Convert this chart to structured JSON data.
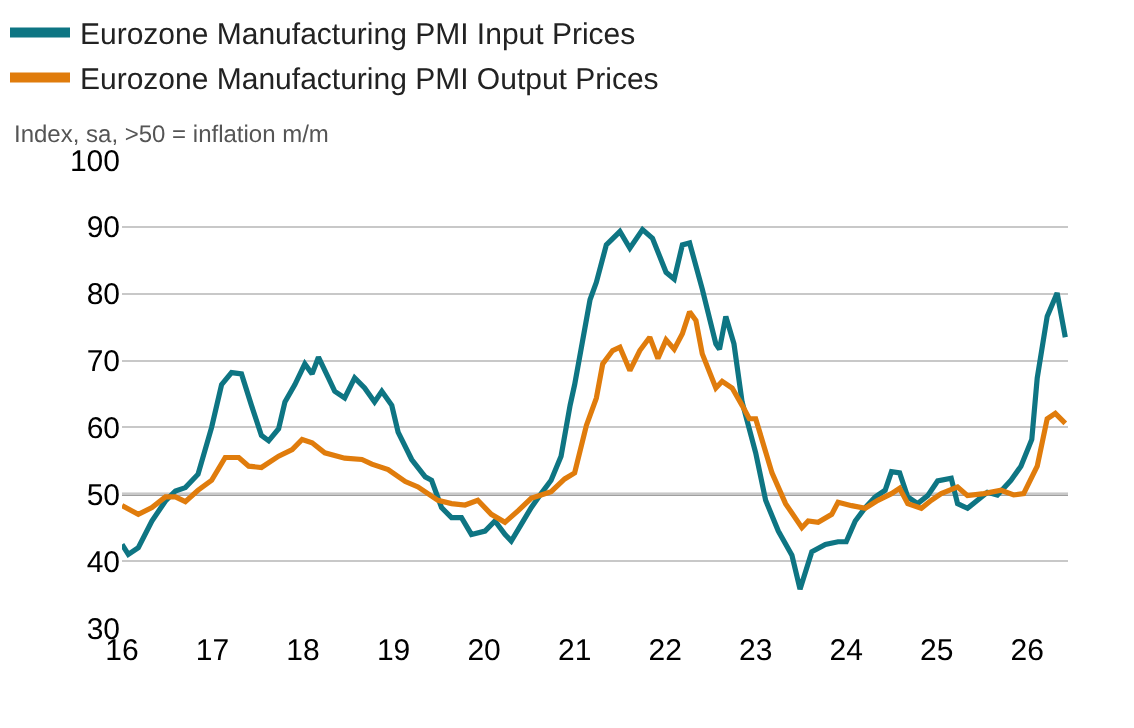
{
  "chart_data": {
    "type": "line",
    "subtitle": "Index, sa, >50 = inflation m/m",
    "series": [
      {
        "name": "Eurozone Manufacturing PMI Input Prices",
        "color": "#0e7583",
        "x": [
          16.0,
          16.07,
          16.18,
          16.33,
          16.48,
          16.59,
          16.7,
          16.84,
          16.99,
          17.1,
          17.21,
          17.32,
          17.43,
          17.54,
          17.62,
          17.73,
          17.8,
          17.91,
          18.02,
          18.1,
          18.17,
          18.28,
          18.35,
          18.46,
          18.57,
          18.68,
          18.79,
          18.87,
          18.98,
          19.05,
          19.2,
          19.35,
          19.42,
          19.53,
          19.64,
          19.75,
          19.86,
          20.01,
          20.12,
          20.23,
          20.3,
          20.41,
          20.52,
          20.63,
          20.74,
          20.85,
          20.95,
          21.0,
          21.17,
          21.24,
          21.35,
          21.5,
          21.61,
          21.75,
          21.86,
          22.01,
          22.1,
          22.19,
          22.27,
          22.41,
          22.56,
          22.6,
          22.67,
          22.76,
          22.85,
          23.0,
          23.11,
          23.25,
          23.4,
          23.49,
          23.62,
          23.77,
          23.91,
          24.0,
          24.1,
          24.21,
          24.32,
          24.43,
          24.5,
          24.59,
          24.68,
          24.79,
          24.9,
          25.01,
          25.16,
          25.23,
          25.34,
          25.45,
          25.56,
          25.67,
          25.82,
          25.93,
          26.05,
          26.11,
          26.22,
          26.33,
          26.42
        ],
        "values": [
          42.5,
          41,
          42,
          46,
          49,
          50.5,
          51,
          53,
          60,
          66.4,
          68.2,
          68,
          63.3,
          58.8,
          58,
          59.8,
          63.8,
          66.4,
          69.5,
          68,
          70.5,
          67.4,
          65.4,
          64.4,
          67.4,
          65.9,
          63.8,
          65.4,
          63.3,
          59.3,
          55.2,
          52.6,
          52.1,
          48,
          46.5,
          46.5,
          44,
          44.5,
          46,
          44,
          43,
          45.5,
          48,
          50.1,
          52.1,
          55.7,
          63.3,
          66.4,
          79.1,
          81.7,
          87.3,
          89.3,
          86.8,
          89.6,
          88.3,
          83.2,
          82.2,
          87.3,
          87.6,
          80.7,
          72.5,
          71.7,
          76.6,
          72.5,
          63.8,
          56.2,
          49.1,
          44.5,
          40.9,
          35.8,
          41.4,
          42.5,
          42.9,
          42.9,
          46,
          48,
          49.6,
          50.6,
          53.4,
          53.2,
          49.6,
          48.6,
          49.8,
          52.0,
          52.4,
          48.6,
          47.9,
          49.1,
          50.3,
          49.9,
          52.1,
          54.2,
          58.2,
          67.4,
          76.6,
          80.1,
          73.5
        ]
      },
      {
        "name": "Eurozone Manufacturing PMI Output Prices",
        "color": "#e07c0c",
        "x": [
          16.0,
          16.18,
          16.33,
          16.48,
          16.59,
          16.7,
          16.84,
          16.99,
          17.14,
          17.29,
          17.4,
          17.54,
          17.73,
          17.88,
          17.99,
          18.1,
          18.24,
          18.46,
          18.65,
          18.76,
          18.94,
          19.13,
          19.27,
          19.49,
          19.64,
          19.79,
          19.93,
          20.08,
          20.23,
          20.38,
          20.52,
          20.74,
          20.89,
          21.0,
          21.13,
          21.24,
          21.31,
          21.42,
          21.5,
          21.61,
          21.72,
          21.83,
          21.92,
          22.01,
          22.1,
          22.19,
          22.27,
          22.34,
          22.41,
          22.56,
          22.63,
          22.74,
          22.85,
          22.93,
          23.0,
          23.18,
          23.33,
          23.51,
          23.58,
          23.69,
          23.84,
          23.91,
          24.06,
          24.21,
          24.35,
          24.5,
          24.59,
          24.68,
          24.83,
          24.94,
          25.05,
          25.23,
          25.34,
          25.52,
          25.71,
          25.85,
          25.96,
          26.11,
          26.22,
          26.31,
          26.42
        ],
        "values": [
          48.3,
          47,
          48,
          49.6,
          49.6,
          48.9,
          50.6,
          52.1,
          55.5,
          55.5,
          54.2,
          54,
          55.7,
          56.7,
          58.2,
          57.7,
          56.2,
          55.4,
          55.2,
          54.5,
          53.7,
          51.9,
          51.1,
          49.1,
          48.6,
          48.4,
          49.1,
          47,
          45.8,
          47.6,
          49.4,
          50.4,
          52.3,
          53.2,
          60.3,
          64.4,
          69.5,
          71.5,
          72,
          68.5,
          71.5,
          73.5,
          70.3,
          73.1,
          71.7,
          74,
          77.3,
          76,
          71,
          65.9,
          66.9,
          65.9,
          63.3,
          61.3,
          61.3,
          53.2,
          48.6,
          45,
          46,
          45.8,
          47,
          48.8,
          48.3,
          47.9,
          49.1,
          50.1,
          50.9,
          48.6,
          47.9,
          49.1,
          50.1,
          51.1,
          49.8,
          50.1,
          50.6,
          49.9,
          50.1,
          54.2,
          61.3,
          62.1,
          60.6
        ]
      }
    ],
    "xlim": [
      16,
      26.45
    ],
    "xticks": [
      16,
      17,
      18,
      19,
      20,
      21,
      22,
      23,
      24,
      25,
      26
    ],
    "ylim": [
      30,
      100
    ],
    "yticks": [
      30,
      40,
      50,
      60,
      70,
      80,
      90,
      100
    ],
    "ref_lines": [
      {
        "axis": "y",
        "value": 50,
        "color": "#7f7f7f"
      }
    ],
    "grid": "y",
    "legend": "top left",
    "marker": "none",
    "line_style": "solid"
  }
}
※ ※ ※
Task instructions – Transcribe every entry above exactly. Omit all pictures.

The response –
Convert this chart to structured JSON data.
{
  "chart_data": {
    "type": "line",
    "subtitle": "Index, sa, >50 = inflation m/m",
    "series": [
      {
        "name": "Eurozone Manufacturing PMI Input Prices",
        "color": "#0e7583",
        "x": [
          16.0,
          16.07,
          16.18,
          16.33,
          16.48,
          16.59,
          16.7,
          16.84,
          16.99,
          17.1,
          17.21,
          17.32,
          17.43,
          17.54,
          17.62,
          17.73,
          17.8,
          17.91,
          18.02,
          18.1,
          18.17,
          18.28,
          18.35,
          18.46,
          18.57,
          18.68,
          18.79,
          18.87,
          18.98,
          19.05,
          19.2,
          19.35,
          19.42,
          19.53,
          19.64,
          19.75,
          19.86,
          20.01,
          20.12,
          20.23,
          20.3,
          20.41,
          20.52,
          20.63,
          20.74,
          20.85,
          20.95,
          21.0,
          21.17,
          21.24,
          21.35,
          21.5,
          21.61,
          21.75,
          21.86,
          22.01,
          22.1,
          22.19,
          22.27,
          22.41,
          22.56,
          22.6,
          22.67,
          22.76,
          22.85,
          23.0,
          23.11,
          23.25,
          23.4,
          23.49,
          23.62,
          23.77,
          23.91,
          24.0,
          24.1,
          24.21,
          24.32,
          24.43,
          24.5,
          24.59,
          24.68,
          24.79,
          24.9,
          25.01,
          25.16,
          25.23,
          25.34,
          25.45,
          25.56,
          25.67,
          25.82,
          25.93,
          26.05,
          26.11,
          26.22,
          26.33,
          26.42
        ],
        "values": [
          42.5,
          41,
          42,
          46,
          49,
          50.5,
          51,
          53,
          60,
          66.4,
          68.2,
          68,
          63.3,
          58.8,
          58,
          59.8,
          63.8,
          66.4,
          69.5,
          68,
          70.5,
          67.4,
          65.4,
          64.4,
          67.4,
          65.9,
          63.8,
          65.4,
          63.3,
          59.3,
          55.2,
          52.6,
          52.1,
          48,
          46.5,
          46.5,
          44,
          44.5,
          46,
          44,
          43,
          45.5,
          48,
          50.1,
          52.1,
          55.7,
          63.3,
          66.4,
          79.1,
          81.7,
          87.3,
          89.3,
          86.8,
          89.6,
          88.3,
          83.2,
          82.2,
          87.3,
          87.6,
          80.7,
          72.5,
          71.7,
          76.6,
          72.5,
          63.8,
          56.2,
          49.1,
          44.5,
          40.9,
          35.8,
          41.4,
          42.5,
          42.9,
          42.9,
          46,
          48,
          49.6,
          50.6,
          53.4,
          53.2,
          49.6,
          48.6,
          49.8,
          52.0,
          52.4,
          48.6,
          47.9,
          49.1,
          50.3,
          49.9,
          52.1,
          54.2,
          58.2,
          67.4,
          76.6,
          80.1,
          73.5
        ]
      },
      {
        "name": "Eurozone Manufacturing PMI Output Prices",
        "color": "#e07c0c",
        "x": [
          16.0,
          16.18,
          16.33,
          16.48,
          16.59,
          16.7,
          16.84,
          16.99,
          17.14,
          17.29,
          17.4,
          17.54,
          17.73,
          17.88,
          17.99,
          18.1,
          18.24,
          18.46,
          18.65,
          18.76,
          18.94,
          19.13,
          19.27,
          19.49,
          19.64,
          19.79,
          19.93,
          20.08,
          20.23,
          20.38,
          20.52,
          20.74,
          20.89,
          21.0,
          21.13,
          21.24,
          21.31,
          21.42,
          21.5,
          21.61,
          21.72,
          21.83,
          21.92,
          22.01,
          22.1,
          22.19,
          22.27,
          22.34,
          22.41,
          22.56,
          22.63,
          22.74,
          22.85,
          22.93,
          23.0,
          23.18,
          23.33,
          23.51,
          23.58,
          23.69,
          23.84,
          23.91,
          24.06,
          24.21,
          24.35,
          24.5,
          24.59,
          24.68,
          24.83,
          24.94,
          25.05,
          25.23,
          25.34,
          25.52,
          25.71,
          25.85,
          25.96,
          26.11,
          26.22,
          26.31,
          26.42
        ],
        "values": [
          48.3,
          47,
          48,
          49.6,
          49.6,
          48.9,
          50.6,
          52.1,
          55.5,
          55.5,
          54.2,
          54,
          55.7,
          56.7,
          58.2,
          57.7,
          56.2,
          55.4,
          55.2,
          54.5,
          53.7,
          51.9,
          51.1,
          49.1,
          48.6,
          48.4,
          49.1,
          47,
          45.8,
          47.6,
          49.4,
          50.4,
          52.3,
          53.2,
          60.3,
          64.4,
          69.5,
          71.5,
          72,
          68.5,
          71.5,
          73.5,
          70.3,
          73.1,
          71.7,
          74,
          77.3,
          76,
          71,
          65.9,
          66.9,
          65.9,
          63.3,
          61.3,
          61.3,
          53.2,
          48.6,
          45,
          46,
          45.8,
          47,
          48.8,
          48.3,
          47.9,
          49.1,
          50.1,
          50.9,
          48.6,
          47.9,
          49.1,
          50.1,
          51.1,
          49.8,
          50.1,
          50.6,
          49.9,
          50.1,
          54.2,
          61.3,
          62.1,
          60.6
        ]
      }
    ],
    "xlim": [
      16,
      26.45
    ],
    "xticks": [
      16,
      17,
      18,
      19,
      20,
      21,
      22,
      23,
      24,
      25,
      26
    ],
    "ylim": [
      30,
      100
    ],
    "yticks": [
      30,
      40,
      50,
      60,
      70,
      80,
      90,
      100
    ],
    "ref_lines": [
      {
        "axis": "y",
        "value": 50,
        "color": "#7f7f7f"
      }
    ],
    "grid": "y",
    "legend": "top left",
    "marker": "none",
    "line_style": "solid"
  }
}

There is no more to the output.